— START OF GIVEN DATA —

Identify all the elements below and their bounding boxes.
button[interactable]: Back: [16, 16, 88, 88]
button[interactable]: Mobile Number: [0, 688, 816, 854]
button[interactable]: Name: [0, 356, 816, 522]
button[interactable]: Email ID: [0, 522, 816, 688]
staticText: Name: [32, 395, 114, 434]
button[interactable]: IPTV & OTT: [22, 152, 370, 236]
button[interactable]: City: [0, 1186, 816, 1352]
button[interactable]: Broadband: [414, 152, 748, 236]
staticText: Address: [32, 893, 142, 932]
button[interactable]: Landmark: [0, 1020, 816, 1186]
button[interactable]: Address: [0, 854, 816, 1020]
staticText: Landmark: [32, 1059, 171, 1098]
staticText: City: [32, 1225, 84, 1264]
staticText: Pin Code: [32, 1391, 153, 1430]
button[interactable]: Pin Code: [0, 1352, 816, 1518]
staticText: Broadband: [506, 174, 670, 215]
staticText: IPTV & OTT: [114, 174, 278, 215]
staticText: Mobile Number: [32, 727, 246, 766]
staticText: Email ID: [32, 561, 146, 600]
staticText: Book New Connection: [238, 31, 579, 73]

— END OF GIVEN DATA —

GIVEN REQUEST – Can you return every line of the listing above, word for word and in the same order?

ANSWER TO THIS PROBLEM –
Identify all the elements below and their bounding boxes.
button[interactable]: Back: [16, 16, 88, 88]
button[interactable]: Mobile Number: [0, 688, 816, 854]
button[interactable]: Name: [0, 356, 816, 522]
button[interactable]: Email ID: [0, 522, 816, 688]
staticText: Name: [32, 395, 114, 434]
button[interactable]: IPTV & OTT: [22, 152, 370, 236]
button[interactable]: City: [0, 1186, 816, 1352]
button[interactable]: Broadband: [414, 152, 748, 236]
staticText: Address: [32, 893, 142, 932]
button[interactable]: Landmark: [0, 1020, 816, 1186]
button[interactable]: Address: [0, 854, 816, 1020]
staticText: Landmark: [32, 1059, 171, 1098]
staticText: City: [32, 1225, 84, 1264]
staticText: Pin Code: [32, 1391, 153, 1430]
button[interactable]: Pin Code: [0, 1352, 816, 1518]
staticText: Broadband: [506, 174, 670, 215]
staticText: IPTV & OTT: [114, 174, 278, 215]
staticText: Mobile Number: [32, 727, 246, 766]
staticText: Email ID: [32, 561, 146, 600]
staticText: Book New Connection: [238, 31, 579, 73]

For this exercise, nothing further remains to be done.